• [EXERCISE INSTRUCTIONS]:
Extract the entries in their exact form.

• [INFORMATION GIVEN]:
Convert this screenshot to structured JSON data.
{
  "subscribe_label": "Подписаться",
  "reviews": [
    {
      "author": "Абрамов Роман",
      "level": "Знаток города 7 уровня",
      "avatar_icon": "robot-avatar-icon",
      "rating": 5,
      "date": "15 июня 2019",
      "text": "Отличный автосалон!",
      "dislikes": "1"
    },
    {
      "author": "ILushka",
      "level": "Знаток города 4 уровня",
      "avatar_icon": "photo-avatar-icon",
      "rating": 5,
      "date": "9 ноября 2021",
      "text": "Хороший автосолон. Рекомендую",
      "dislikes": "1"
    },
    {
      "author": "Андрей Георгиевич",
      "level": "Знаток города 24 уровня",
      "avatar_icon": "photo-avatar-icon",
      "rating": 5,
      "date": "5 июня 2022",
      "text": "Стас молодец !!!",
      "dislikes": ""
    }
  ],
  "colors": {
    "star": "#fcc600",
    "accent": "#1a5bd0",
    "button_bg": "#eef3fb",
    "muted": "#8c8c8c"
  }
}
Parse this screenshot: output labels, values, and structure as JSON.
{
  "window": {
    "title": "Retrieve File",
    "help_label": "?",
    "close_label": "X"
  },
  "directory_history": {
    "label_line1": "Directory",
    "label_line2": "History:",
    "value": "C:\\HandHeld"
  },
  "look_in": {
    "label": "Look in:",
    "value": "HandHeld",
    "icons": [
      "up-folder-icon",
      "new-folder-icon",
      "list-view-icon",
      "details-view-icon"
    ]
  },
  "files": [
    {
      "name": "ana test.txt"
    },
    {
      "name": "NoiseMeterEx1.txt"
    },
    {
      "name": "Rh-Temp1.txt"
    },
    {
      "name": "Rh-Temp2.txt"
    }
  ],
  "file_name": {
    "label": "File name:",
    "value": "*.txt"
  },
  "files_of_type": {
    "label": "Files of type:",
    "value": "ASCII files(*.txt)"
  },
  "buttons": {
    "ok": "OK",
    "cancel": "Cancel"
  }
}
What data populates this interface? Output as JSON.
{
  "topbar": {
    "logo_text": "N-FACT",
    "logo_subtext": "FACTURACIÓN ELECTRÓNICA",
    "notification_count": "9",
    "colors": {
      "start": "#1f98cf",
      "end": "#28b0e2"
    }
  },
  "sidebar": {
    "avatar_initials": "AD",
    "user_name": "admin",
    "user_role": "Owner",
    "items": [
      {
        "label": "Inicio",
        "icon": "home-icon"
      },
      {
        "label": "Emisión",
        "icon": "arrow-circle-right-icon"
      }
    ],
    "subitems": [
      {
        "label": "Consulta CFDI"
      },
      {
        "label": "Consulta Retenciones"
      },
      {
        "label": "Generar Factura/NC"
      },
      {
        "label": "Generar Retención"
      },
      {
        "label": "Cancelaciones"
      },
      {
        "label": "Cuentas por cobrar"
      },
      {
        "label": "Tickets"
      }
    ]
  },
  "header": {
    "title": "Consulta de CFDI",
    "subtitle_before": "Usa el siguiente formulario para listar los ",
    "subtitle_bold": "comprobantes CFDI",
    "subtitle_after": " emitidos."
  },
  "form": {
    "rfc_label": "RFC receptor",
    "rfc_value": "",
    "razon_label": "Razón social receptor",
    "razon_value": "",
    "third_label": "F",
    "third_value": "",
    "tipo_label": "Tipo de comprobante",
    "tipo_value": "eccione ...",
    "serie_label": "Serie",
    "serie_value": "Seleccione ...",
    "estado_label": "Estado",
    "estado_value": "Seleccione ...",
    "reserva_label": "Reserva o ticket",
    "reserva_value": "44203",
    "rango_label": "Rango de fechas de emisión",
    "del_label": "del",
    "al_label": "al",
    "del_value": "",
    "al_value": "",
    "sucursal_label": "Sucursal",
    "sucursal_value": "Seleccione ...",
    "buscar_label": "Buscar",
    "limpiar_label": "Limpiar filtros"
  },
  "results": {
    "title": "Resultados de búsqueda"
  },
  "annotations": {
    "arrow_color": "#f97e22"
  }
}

• [CORRECT ANSWER]:
Convert this screenshot to structured JSON data.
{
  "subscribe_label": "Подписаться",
  "reviews": [
    {
      "author": "Абрамов Роман",
      "level": "Знаток города 7 уровня",
      "avatar_icon": "robot-avatar-icon",
      "rating": 5,
      "date": "15 июня 2019",
      "text": "Отличный автосалон!",
      "dislikes": "1"
    },
    {
      "author": "ILushka",
      "level": "Знаток города 4 уровня",
      "avatar_icon": "photo-avatar-icon",
      "rating": 5,
      "date": "9 ноября 2021",
      "text": "Хороший автосолон. Рекомендую",
      "dislikes": "1"
    },
    {
      "author": "Андрей Георгиевич",
      "level": "Знаток города 24 уровня",
      "avatar_icon": "photo-avatar-icon",
      "rating": 5,
      "date": "5 июня 2022",
      "text": "Стас молодец !!!",
      "dislikes": ""
    }
  ],
  "colors": {
    "star": "#fcc600",
    "accent": "#1a5bd0",
    "button_bg": "#eef3fb",
    "muted": "#8c8c8c"
  }
}
Parse this screenshot: output labels, values, and structure as JSON.
{
  "window": {
    "title": "Retrieve File",
    "help_label": "?",
    "close_label": "X"
  },
  "directory_history": {
    "label_line1": "Directory",
    "label_line2": "History:",
    "value": "C:\\HandHeld"
  },
  "look_in": {
    "label": "Look in:",
    "value": "HandHeld",
    "icons": [
      "up-folder-icon",
      "new-folder-icon",
      "list-view-icon",
      "details-view-icon"
    ]
  },
  "files": [
    {
      "name": "ana test.txt"
    },
    {
      "name": "NoiseMeterEx1.txt"
    },
    {
      "name": "Rh-Temp1.txt"
    },
    {
      "name": "Rh-Temp2.txt"
    }
  ],
  "file_name": {
    "label": "File name:",
    "value": "*.txt"
  },
  "files_of_type": {
    "label": "Files of type:",
    "value": "ASCII files(*.txt)"
  },
  "buttons": {
    "ok": "OK",
    "cancel": "Cancel"
  }
}
What data populates this interface? Output as JSON.
{
  "topbar": {
    "logo_text": "N-FACT",
    "logo_subtext": "FACTURACIÓN ELECTRÓNICA",
    "notification_count": "9",
    "colors": {
      "start": "#1f98cf",
      "end": "#28b0e2"
    }
  },
  "sidebar": {
    "avatar_initials": "AD",
    "user_name": "admin",
    "user_role": "Owner",
    "items": [
      {
        "label": "Inicio",
        "icon": "home-icon"
      },
      {
        "label": "Emisión",
        "icon": "arrow-circle-right-icon"
      }
    ],
    "subitems": [
      {
        "label": "Consulta CFDI"
      },
      {
        "label": "Consulta Retenciones"
      },
      {
        "label": "Generar Factura/NC"
      },
      {
        "label": "Generar Retención"
      },
      {
        "label": "Cancelaciones"
      },
      {
        "label": "Cuentas por cobrar"
      },
      {
        "label": "Tickets"
      }
    ]
  },
  "header": {
    "title": "Consulta de CFDI",
    "subtitle_before": "Usa el siguiente formulario para listar los ",
    "subtitle_bold": "comprobantes CFDI",
    "subtitle_after": " emitidos."
  },
  "form": {
    "rfc_label": "RFC receptor",
    "rfc_value": "",
    "razon_label": "Razón social receptor",
    "razon_value": "",
    "third_label": "F",
    "third_value": "",
    "tipo_label": "Tipo de comprobante",
    "tipo_value": "eccione ...",
    "serie_label": "Serie",
    "serie_value": "Seleccione ...",
    "estado_label": "Estado",
    "estado_value": "Seleccione ...",
    "reserva_label": "Reserva o ticket",
    "reserva_value": "44203",
    "rango_label": "Rango de fechas de emisión",
    "del_label": "del",
    "al_label": "al",
    "del_value": "",
    "al_value": "",
    "sucursal_label": "Sucursal",
    "sucursal_value": "Seleccione ...",
    "buscar_label": "Buscar",
    "limpiar_label": "Limpiar filtros"
  },
  "results": {
    "title": "Resultados de búsqueda"
  },
  "annotations": {
    "arrow_color": "#f97e22"
  }
}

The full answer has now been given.